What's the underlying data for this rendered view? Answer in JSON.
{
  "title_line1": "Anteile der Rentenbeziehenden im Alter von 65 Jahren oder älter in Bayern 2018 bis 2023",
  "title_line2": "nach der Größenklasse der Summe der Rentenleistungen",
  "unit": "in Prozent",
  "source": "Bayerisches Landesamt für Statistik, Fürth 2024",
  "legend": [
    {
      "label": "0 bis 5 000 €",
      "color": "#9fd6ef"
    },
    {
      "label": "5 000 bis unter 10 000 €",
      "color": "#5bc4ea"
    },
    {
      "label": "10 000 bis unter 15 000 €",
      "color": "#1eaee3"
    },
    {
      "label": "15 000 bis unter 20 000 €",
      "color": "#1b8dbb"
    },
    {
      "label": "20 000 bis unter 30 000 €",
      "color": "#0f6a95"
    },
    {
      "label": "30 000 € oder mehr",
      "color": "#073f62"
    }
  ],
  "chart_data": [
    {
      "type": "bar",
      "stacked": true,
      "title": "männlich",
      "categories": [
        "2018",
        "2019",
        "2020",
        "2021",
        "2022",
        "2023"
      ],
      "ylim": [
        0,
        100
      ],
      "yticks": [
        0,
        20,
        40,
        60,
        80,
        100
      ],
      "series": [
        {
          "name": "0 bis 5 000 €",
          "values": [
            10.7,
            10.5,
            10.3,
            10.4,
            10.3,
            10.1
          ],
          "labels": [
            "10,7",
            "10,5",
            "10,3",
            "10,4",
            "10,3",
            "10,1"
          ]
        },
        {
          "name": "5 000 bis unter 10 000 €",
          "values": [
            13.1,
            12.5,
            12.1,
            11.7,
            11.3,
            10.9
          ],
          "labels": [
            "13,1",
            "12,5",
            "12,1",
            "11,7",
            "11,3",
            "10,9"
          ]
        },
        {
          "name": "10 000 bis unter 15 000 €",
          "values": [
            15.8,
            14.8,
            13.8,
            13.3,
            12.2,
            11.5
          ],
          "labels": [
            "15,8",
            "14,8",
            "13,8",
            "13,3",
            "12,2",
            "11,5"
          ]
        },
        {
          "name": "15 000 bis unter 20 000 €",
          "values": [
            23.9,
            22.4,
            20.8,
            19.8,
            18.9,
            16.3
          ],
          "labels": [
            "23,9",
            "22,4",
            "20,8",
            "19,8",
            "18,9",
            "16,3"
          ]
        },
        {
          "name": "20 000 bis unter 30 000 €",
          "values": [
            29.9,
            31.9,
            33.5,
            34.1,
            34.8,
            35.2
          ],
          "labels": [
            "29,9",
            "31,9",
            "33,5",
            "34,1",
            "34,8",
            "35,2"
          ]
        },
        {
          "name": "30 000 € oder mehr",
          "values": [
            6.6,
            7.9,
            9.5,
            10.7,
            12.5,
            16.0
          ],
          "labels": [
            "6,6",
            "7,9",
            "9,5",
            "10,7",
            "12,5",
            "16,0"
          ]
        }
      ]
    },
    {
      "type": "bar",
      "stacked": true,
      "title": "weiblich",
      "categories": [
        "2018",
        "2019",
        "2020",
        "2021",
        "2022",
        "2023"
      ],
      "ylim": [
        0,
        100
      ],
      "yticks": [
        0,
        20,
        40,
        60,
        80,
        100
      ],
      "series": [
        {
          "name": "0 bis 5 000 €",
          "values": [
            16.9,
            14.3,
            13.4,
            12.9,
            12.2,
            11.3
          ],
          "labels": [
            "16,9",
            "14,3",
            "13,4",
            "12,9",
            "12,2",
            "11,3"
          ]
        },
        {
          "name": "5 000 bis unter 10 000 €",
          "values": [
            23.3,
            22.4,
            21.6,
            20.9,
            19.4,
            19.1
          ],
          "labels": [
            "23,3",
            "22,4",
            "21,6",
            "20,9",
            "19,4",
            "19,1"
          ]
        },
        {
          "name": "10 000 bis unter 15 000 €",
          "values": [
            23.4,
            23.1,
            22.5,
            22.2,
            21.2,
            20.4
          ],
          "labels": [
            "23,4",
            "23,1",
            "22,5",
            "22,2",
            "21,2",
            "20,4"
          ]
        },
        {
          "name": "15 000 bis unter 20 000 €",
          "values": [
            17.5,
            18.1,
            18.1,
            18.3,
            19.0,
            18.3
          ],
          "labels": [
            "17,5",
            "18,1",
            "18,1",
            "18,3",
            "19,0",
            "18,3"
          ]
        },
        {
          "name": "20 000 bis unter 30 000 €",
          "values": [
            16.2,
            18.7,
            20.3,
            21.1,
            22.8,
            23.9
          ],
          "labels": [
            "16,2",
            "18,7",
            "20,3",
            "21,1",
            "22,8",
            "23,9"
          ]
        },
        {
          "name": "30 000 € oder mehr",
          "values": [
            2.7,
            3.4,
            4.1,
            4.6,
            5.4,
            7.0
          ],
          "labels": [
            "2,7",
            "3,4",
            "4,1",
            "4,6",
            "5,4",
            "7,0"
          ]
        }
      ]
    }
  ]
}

(Exercise details)
Every entry should be output exactly as written, please.

(The result)
What's the underlying data for this rendered view? Answer in JSON.
{
  "title_line1": "Anteile der Rentenbeziehenden im Alter von 65 Jahren oder älter in Bayern 2018 bis 2023",
  "title_line2": "nach der Größenklasse der Summe der Rentenleistungen",
  "unit": "in Prozent",
  "source": "Bayerisches Landesamt für Statistik, Fürth 2024",
  "legend": [
    {
      "label": "0 bis 5 000 €",
      "color": "#9fd6ef"
    },
    {
      "label": "5 000 bis unter 10 000 €",
      "color": "#5bc4ea"
    },
    {
      "label": "10 000 bis unter 15 000 €",
      "color": "#1eaee3"
    },
    {
      "label": "15 000 bis unter 20 000 €",
      "color": "#1b8dbb"
    },
    {
      "label": "20 000 bis unter 30 000 €",
      "color": "#0f6a95"
    },
    {
      "label": "30 000 € oder mehr",
      "color": "#073f62"
    }
  ],
  "chart_data": [
    {
      "type": "bar",
      "stacked": true,
      "title": "männlich",
      "categories": [
        "2018",
        "2019",
        "2020",
        "2021",
        "2022",
        "2023"
      ],
      "ylim": [
        0,
        100
      ],
      "yticks": [
        0,
        20,
        40,
        60,
        80,
        100
      ],
      "series": [
        {
          "name": "0 bis 5 000 €",
          "values": [
            10.7,
            10.5,
            10.3,
            10.4,
            10.3,
            10.1
          ],
          "labels": [
            "10,7",
            "10,5",
            "10,3",
            "10,4",
            "10,3",
            "10,1"
          ]
        },
        {
          "name": "5 000 bis unter 10 000 €",
          "values": [
            13.1,
            12.5,
            12.1,
            11.7,
            11.3,
            10.9
          ],
          "labels": [
            "13,1",
            "12,5",
            "12,1",
            "11,7",
            "11,3",
            "10,9"
          ]
        },
        {
          "name": "10 000 bis unter 15 000 €",
          "values": [
            15.8,
            14.8,
            13.8,
            13.3,
            12.2,
            11.5
          ],
          "labels": [
            "15,8",
            "14,8",
            "13,8",
            "13,3",
            "12,2",
            "11,5"
          ]
        },
        {
          "name": "15 000 bis unter 20 000 €",
          "values": [
            23.9,
            22.4,
            20.8,
            19.8,
            18.9,
            16.3
          ],
          "labels": [
            "23,9",
            "22,4",
            "20,8",
            "19,8",
            "18,9",
            "16,3"
          ]
        },
        {
          "name": "20 000 bis unter 30 000 €",
          "values": [
            29.9,
            31.9,
            33.5,
            34.1,
            34.8,
            35.2
          ],
          "labels": [
            "29,9",
            "31,9",
            "33,5",
            "34,1",
            "34,8",
            "35,2"
          ]
        },
        {
          "name": "30 000 € oder mehr",
          "values": [
            6.6,
            7.9,
            9.5,
            10.7,
            12.5,
            16.0
          ],
          "labels": [
            "6,6",
            "7,9",
            "9,5",
            "10,7",
            "12,5",
            "16,0"
          ]
        }
      ]
    },
    {
      "type": "bar",
      "stacked": true,
      "title": "weiblich",
      "categories": [
        "2018",
        "2019",
        "2020",
        "2021",
        "2022",
        "2023"
      ],
      "ylim": [
        0,
        100
      ],
      "yticks": [
        0,
        20,
        40,
        60,
        80,
        100
      ],
      "series": [
        {
          "name": "0 bis 5 000 €",
          "values": [
            16.9,
            14.3,
            13.4,
            12.9,
            12.2,
            11.3
          ],
          "labels": [
            "16,9",
            "14,3",
            "13,4",
            "12,9",
            "12,2",
            "11,3"
          ]
        },
        {
          "name": "5 000 bis unter 10 000 €",
          "values": [
            23.3,
            22.4,
            21.6,
            20.9,
            19.4,
            19.1
          ],
          "labels": [
            "23,3",
            "22,4",
            "21,6",
            "20,9",
            "19,4",
            "19,1"
          ]
        },
        {
          "name": "10 000 bis unter 15 000 €",
          "values": [
            23.4,
            23.1,
            22.5,
            22.2,
            21.2,
            20.4
          ],
          "labels": [
            "23,4",
            "23,1",
            "22,5",
            "22,2",
            "21,2",
            "20,4"
          ]
        },
        {
          "name": "15 000 bis unter 20 000 €",
          "values": [
            17.5,
            18.1,
            18.1,
            18.3,
            19.0,
            18.3
          ],
          "labels": [
            "17,5",
            "18,1",
            "18,1",
            "18,3",
            "19,0",
            "18,3"
          ]
        },
        {
          "name": "20 000 bis unter 30 000 €",
          "values": [
            16.2,
            18.7,
            20.3,
            21.1,
            22.8,
            23.9
          ],
          "labels": [
            "16,2",
            "18,7",
            "20,3",
            "21,1",
            "22,8",
            "23,9"
          ]
        },
        {
          "name": "30 000 € oder mehr",
          "values": [
            2.7,
            3.4,
            4.1,
            4.6,
            5.4,
            7.0
          ],
          "labels": [
            "2,7",
            "3,4",
            "4,1",
            "4,6",
            "5,4",
            "7,0"
          ]
        }
      ]
    }
  ]
}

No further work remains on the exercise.